Extracted data:
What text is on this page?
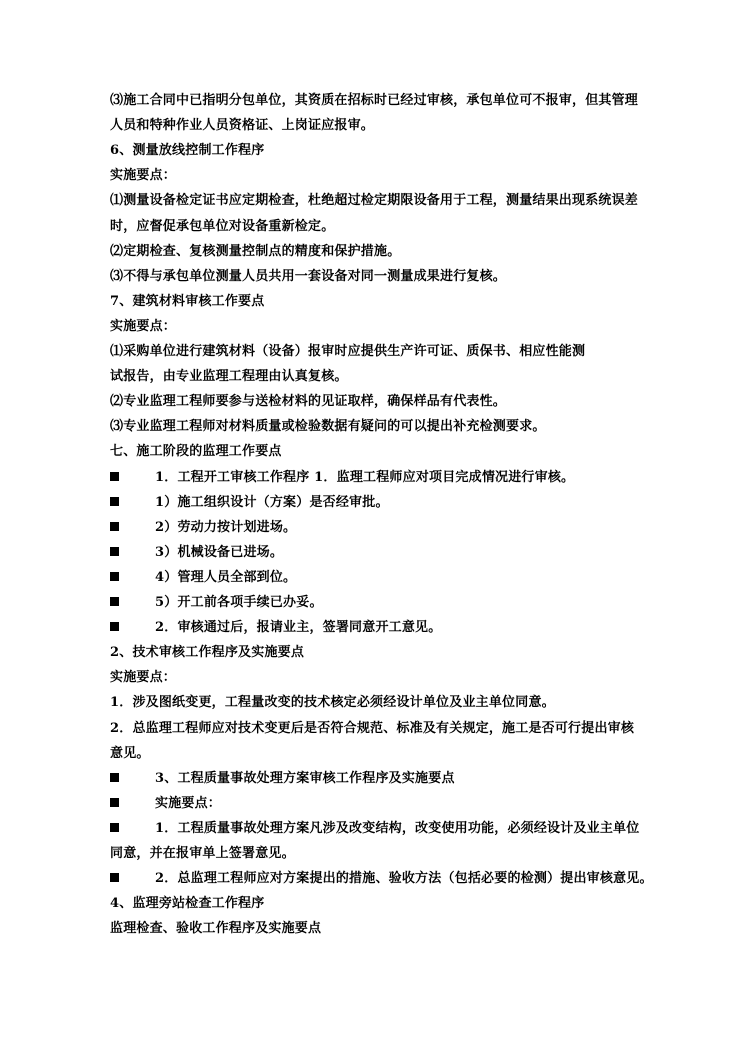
⑶施工合同中已指明分包单位，其资质在招标时已经过审核，承包单位可不报审，但其管理
人员和特种作业人员资格证、上岗证应报审。
6、测量放线控制工作程序
实施要点：
⑴测量设备检定证书应定期检查，杜绝超过检定期限设备用于工程，测量结果出现系统误差
时，应督促承包单位对设备重新检定。
⑵定期检查、复核测量控制点的精度和保护措施。
⑶不得与承包单位测量人员共用一套设备对同一测量成果进行复核。
7、建筑材料审核工作要点
实施要点：
⑴采购单位进行建筑材料（设备）报审时应提供生产许可证、质保书、相应性能测
试报告，由专业监理工程理由认真复核。
⑵专业监理工程师要参与送检材料的见证取样，确保样品有代表性。
⑶专业监理工程师对材料质量或检验数据有疑问的可以提出补充检测要求。
七、施工阶段的监理工作要点
1．工程开工审核工作程序 1．监理工程师应对项目完成情况进行审核。
1）施工组织设计（方案）是否经审批。
2）劳动力按计划进场。
3）机械设备已进场。
4）管理人员全部到位。
5）开工前各项手续已办妥。
2．审核通过后，报请业主，签署同意开工意见。
2、技术审核工作程序及实施要点
实施要点：
1．涉及图纸变更，工程量改变的技术核定必须经设计单位及业主单位同意。
2．总监理工程师应对技术变更后是否符合规范、标准及有关规定，施工是否可行提出审核
意见。
3、工程质量事故处理方案审核工作程序及实施要点
实施要点：
1．工程质量事故处理方案凡涉及改变结构，改变使用功能，必须经设计及业主单位
同意，并在报审单上签署意见。
2．总监理工程师应对方案提出的措施、验收方法（包括必要的检测）提出审核意见。
4、监理旁站检查工作程序
监理检查、验收工作程序及实施要点
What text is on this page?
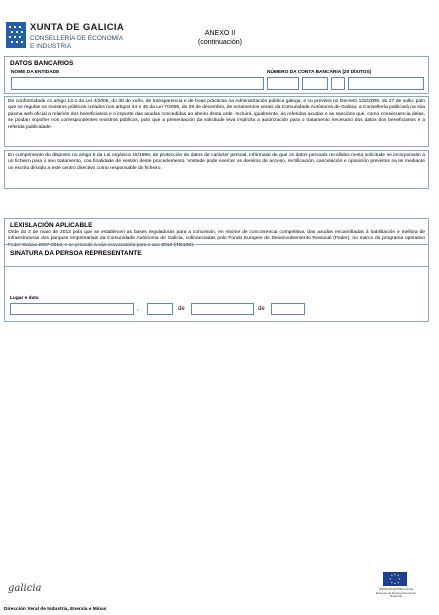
XUNTA DE GALICIA
CONSELLERÍA DE ECONOMÍA
E INDUSTRIA
ANEXO II
(continuación)
DATOS BANCARIOS
NOME DA ENTIDADE	NÚMERO DA CONTA BANCARIA (20 DÍXITOS)
De conformidade co artigo 13.4 da Lei 4/2006, do 30 de xuño, de transparencia e de boas prácticas na Administración pública galega, e co previsto no Decreto 132/2006, do 27 de xullo, polo que se regulan os rexistros públicos creados nos artigos 44 e 45 da Lei 7/2005, do 29 de decembro, de orzamentos xerais da Comunidade Autónoma de Galicia, a Consellería publicará na súa páxina web oficial a relación dos beneficiarios e o importe das axudas concedidas ao abeiro desta orde. Incluirá, igualmente, as referidas axudas e as sancións que, como consecuencia delas, se poidan impoñer nos correspondentes rexistros públicos, polo que a presentación da solicitude leva implícita a autorización para o tratamento necesario dos datos dos beneficiarios e a referida publicidade.
En cumprimento do disposto no artigo 5 da Lei orgánica 15/1999, de protección de datos de carácter persoal, infórmase de que os datos persoais recollidos nesta solicitude se incorporarán a un ficheiro para o seu tratamento, coa finalidade de xestión deste procedemento. Vostede pode exercer os dereitos de acceso, rectificación, cancelación e oposición previstos na lei mediante un escrito dirixido a este centro directivo como responsable do ficheiro.
LEXISLACIÓN APLICABLE
Orde do 2 de maio de 2013 pola que se establecen as bases reguladoras para a concesión, en réxime de concorrencia competitiva, das axudas encamiñadas á habilitación e mellora de infraestruturas dos parques empresariais da Comunidade Autónoma de Galicia, cofinanciadas polo Fondo Europeo de Desenvolvemento Rexional (Feder), no marco do programa operativo Feder Galicia 2007-2013, e se procede á súa convocatoria para o ano 2013 (IN519B).
SINATURA DA PERSOA REPRESENTANTE
Lugar e data
,	de	de
galicia	UNIÓN EUROPEA Fondo Europeo de Desenvolvemento Rexional
Dirección Xeral de Industria, Enerxía e Minas
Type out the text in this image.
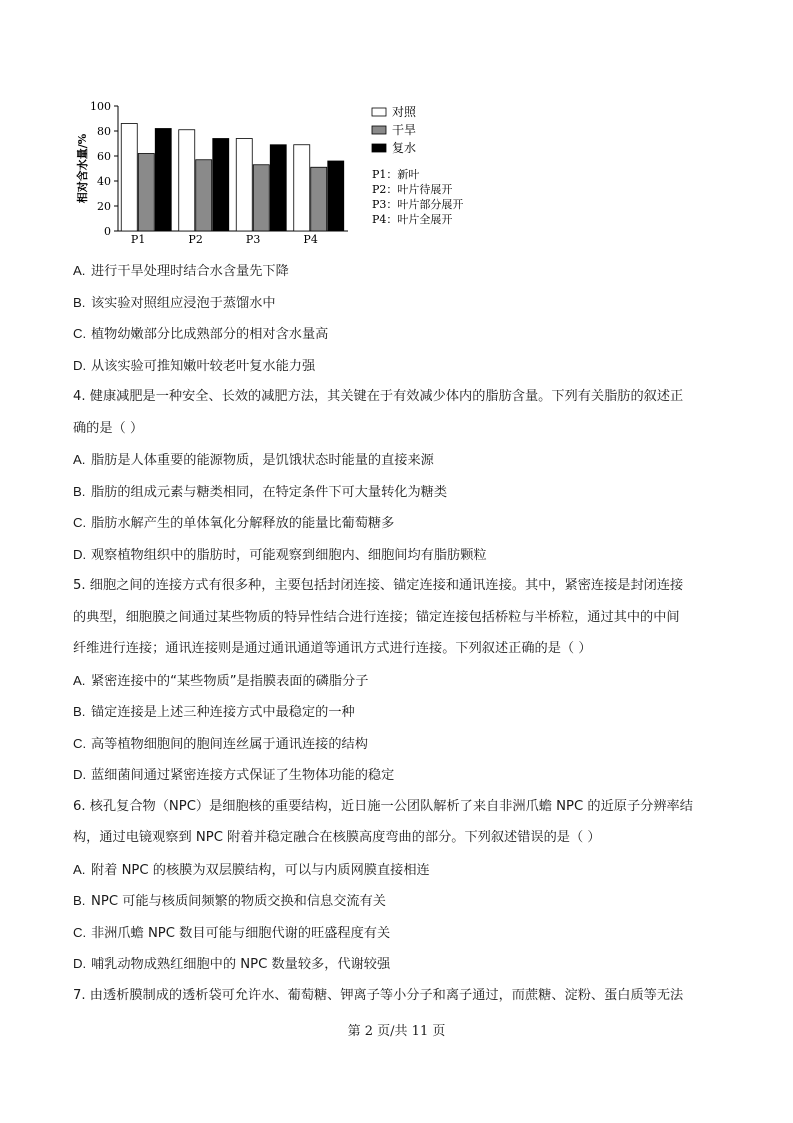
0
20
40
60
80
100
相对含水量/%
P1	P2	P3	P4
对照
干旱
复水
P1：新叶
P2：叶片待展开
P3：叶片部分展开
P4：叶片全展开
A. 进行干旱处理时结合水含量先下降
B. 该实验对照组应浸泡于蒸馏水中
C. 植物幼嫩部分比成熟部分的相对含水量高
D. 从该实验可推知嫩叶较老叶复水能力强
4. 健康减肥是一种安全、长效的减肥方法，其关键在于有效减少体内的脂肪含量。下列有关脂肪的叙述正
确的是（ ）
A. 脂肪是人体重要的能源物质，是饥饿状态时能量的直接来源
B. 脂肪的组成元素与糖类相同，在特定条件下可大量转化为糖类
C. 脂肪水解产生的单体氧化分解释放的能量比葡萄糖多
D. 观察植物组织中的脂肪时，可能观察到细胞内、细胞间均有脂肪颗粒
5. 细胞之间的连接方式有很多种，主要包括封闭连接、锚定连接和通讯连接。其中，紧密连接是封闭连接
的典型，细胞膜之间通过某些物质的特异性结合进行连接；锚定连接包括桥粒与半桥粒，通过其中的中间
纤维进行连接；通讯连接则是通过通讯通道等通讯方式进行连接。下列叙述正确的是（ ）
A. 紧密连接中的“某些物质”是指膜表面的磷脂分子
B. 锚定连接是上述三种连接方式中最稳定的一种
C. 高等植物细胞间的胞间连丝属于通讯连接的结构
D. 蓝细菌间通过紧密连接方式保证了生物体功能的稳定
6. 核孔复合物（NPC）是细胞核的重要结构，近日施一公团队解析了来自非洲爪蟾 NPC 的近原子分辨率结
构，通过电镜观察到 NPC 附着并稳定融合在核膜高度弯曲的部分。下列叙述错误的是（ ）
A. 附着 NPC 的核膜为双层膜结构，可以与内质网膜直接相连
B. NPC 可能与核质间频繁的物质交换和信息交流有关
C. 非洲爪蟾 NPC 数目可能与细胞代谢的旺盛程度有关
D. 哺乳动物成熟红细胞中的 NPC 数量较多，代谢较强
7. 由透析膜制成的透析袋可允许水、葡萄糖、钾离子等小分子和离子通过，而蔗糖、淀粉、蛋白质等无法
第 2 页/共 11 页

What is being asked: Quote each line of the listing exactly, but leave the pictures out.

Reply:
What text is on this page?
⑶施工合同中已指明分包单位，其资质在招标时已经过审核，承包单位可不报审，但其管理
人员和特种作业人员资格证、上岗证应报审。
6、测量放线控制工作程序
实施要点：
⑴测量设备检定证书应定期检查，杜绝超过检定期限设备用于工程，测量结果出现系统误差
时，应督促承包单位对设备重新检定。
⑵定期检查、复核测量控制点的精度和保护措施。
⑶不得与承包单位测量人员共用一套设备对同一测量成果进行复核。
7、建筑材料审核工作要点
实施要点：
⑴采购单位进行建筑材料（设备）报审时应提供生产许可证、质保书、相应性能测
试报告，由专业监理工程理由认真复核。
⑵专业监理工程师要参与送检材料的见证取样，确保样品有代表性。
⑶专业监理工程师对材料质量或检验数据有疑问的可以提出补充检测要求。
七、施工阶段的监理工作要点
1．工程开工审核工作程序 1．监理工程师应对项目完成情况进行审核。
1）施工组织设计（方案）是否经审批。
2）劳动力按计划进场。
3）机械设备已进场。
4）管理人员全部到位。
5）开工前各项手续已办妥。
2．审核通过后，报请业主，签署同意开工意见。
2、技术审核工作程序及实施要点
实施要点：
1．涉及图纸变更，工程量改变的技术核定必须经设计单位及业主单位同意。
2．总监理工程师应对技术变更后是否符合规范、标准及有关规定，施工是否可行提出审核
意见。
3、工程质量事故处理方案审核工作程序及实施要点
实施要点：
1．工程质量事故处理方案凡涉及改变结构，改变使用功能，必须经设计及业主单位
同意，并在报审单上签署意见。
2．总监理工程师应对方案提出的措施、验收方法（包括必要的检测）提出审核意见。
4、监理旁站检查工作程序
监理检查、验收工作程序及实施要点
What text is on this page?
XUNTA DE GALICIA
CONSELLERÍA DE ECONOMÍA
E INDUSTRIA
ANEXO II
(continuación)
DATOS BANCARIOS
NOME DA ENTIDADE	NÚMERO DA CONTA BANCARIA (20 DÍXITOS)
De conformidade co artigo 13.4 da Lei 4/2006, do 30 de xuño, de transparencia e de boas prácticas na Administración pública galega, e co previsto no Decreto 132/2006, do 27 de xullo, polo que se regulan os rexistros públicos creados nos artigos 44 e 45 da Lei 7/2005, do 29 de decembro, de orzamentos xerais da Comunidade Autónoma de Galicia, a Consellería publicará na súa páxina web oficial a relación dos beneficiarios e o importe das axudas concedidas ao abeiro desta orde. Incluirá, igualmente, as referidas axudas e as sancións que, como consecuencia delas, se poidan impoñer nos correspondentes rexistros públicos, polo que a presentación da solicitude leva implícita a autorización para o tratamento necesario dos datos dos beneficiarios e a referida publicidade.
En cumprimento do disposto no artigo 5 da Lei orgánica 15/1999, de protección de datos de carácter persoal, infórmase de que os datos persoais recollidos nesta solicitude se incorporarán a un ficheiro para o seu tratamento, coa finalidade de xestión deste procedemento. Vostede pode exercer os dereitos de acceso, rectificación, cancelación e oposición previstos na lei mediante un escrito dirixido a este centro directivo como responsable do ficheiro.
LEXISLACIÓN APLICABLE
Orde do 2 de maio de 2013 pola que se establecen as bases reguladoras para a concesión, en réxime de concorrencia competitiva, das axudas encamiñadas á habilitación e mellora de infraestruturas dos parques empresariais da Comunidade Autónoma de Galicia, cofinanciadas polo Fondo Europeo de Desenvolvemento Rexional (Feder), no marco do programa operativo Feder Galicia 2007-2013, e se procede á súa convocatoria para o ano 2013 (IN519B).
SINATURA DA PERSOA REPRESENTANTE
Lugar e data
,	de	de
galicia	UNIÓN EUROPEA Fondo Europeo de Desenvolvemento Rexional
Dirección Xeral de Industria, Enerxía e Minas
Type out the text in this image.
0
20
40
60
80
100
相对含水量/%
P1	P2	P3	P4
对照
干旱
复水
P1：新叶
P2：叶片待展开
P3：叶片部分展开
P4：叶片全展开
A. 进行干旱处理时结合水含量先下降
B. 该实验对照组应浸泡于蒸馏水中
C. 植物幼嫩部分比成熟部分的相对含水量高
D. 从该实验可推知嫩叶较老叶复水能力强
4. 健康减肥是一种安全、长效的减肥方法，其关键在于有效减少体内的脂肪含量。下列有关脂肪的叙述正
确的是（ ）
A. 脂肪是人体重要的能源物质，是饥饿状态时能量的直接来源
B. 脂肪的组成元素与糖类相同，在特定条件下可大量转化为糖类
C. 脂肪水解产生的单体氧化分解释放的能量比葡萄糖多
D. 观察植物组织中的脂肪时，可能观察到细胞内、细胞间均有脂肪颗粒
5. 细胞之间的连接方式有很多种，主要包括封闭连接、锚定连接和通讯连接。其中，紧密连接是封闭连接
的典型，细胞膜之间通过某些物质的特异性结合进行连接；锚定连接包括桥粒与半桥粒，通过其中的中间
纤维进行连接；通讯连接则是通过通讯通道等通讯方式进行连接。下列叙述正确的是（ ）
A. 紧密连接中的“某些物质”是指膜表面的磷脂分子
B. 锚定连接是上述三种连接方式中最稳定的一种
C. 高等植物细胞间的胞间连丝属于通讯连接的结构
D. 蓝细菌间通过紧密连接方式保证了生物体功能的稳定
6. 核孔复合物（NPC）是细胞核的重要结构，近日施一公团队解析了来自非洲爪蟾 NPC 的近原子分辨率结
构，通过电镜观察到 NPC 附着并稳定融合在核膜高度弯曲的部分。下列叙述错误的是（ ）
A. 附着 NPC 的核膜为双层膜结构，可以与内质网膜直接相连
B. NPC 可能与核质间频繁的物质交换和信息交流有关
C. 非洲爪蟾 NPC 数目可能与细胞代谢的旺盛程度有关
D. 哺乳动物成熟红细胞中的 NPC 数量较多，代谢较强
7. 由透析膜制成的透析袋可允许水、葡萄糖、钾离子等小分子和离子通过，而蔗糖、淀粉、蛋白质等无法
第 2 页/共 11 页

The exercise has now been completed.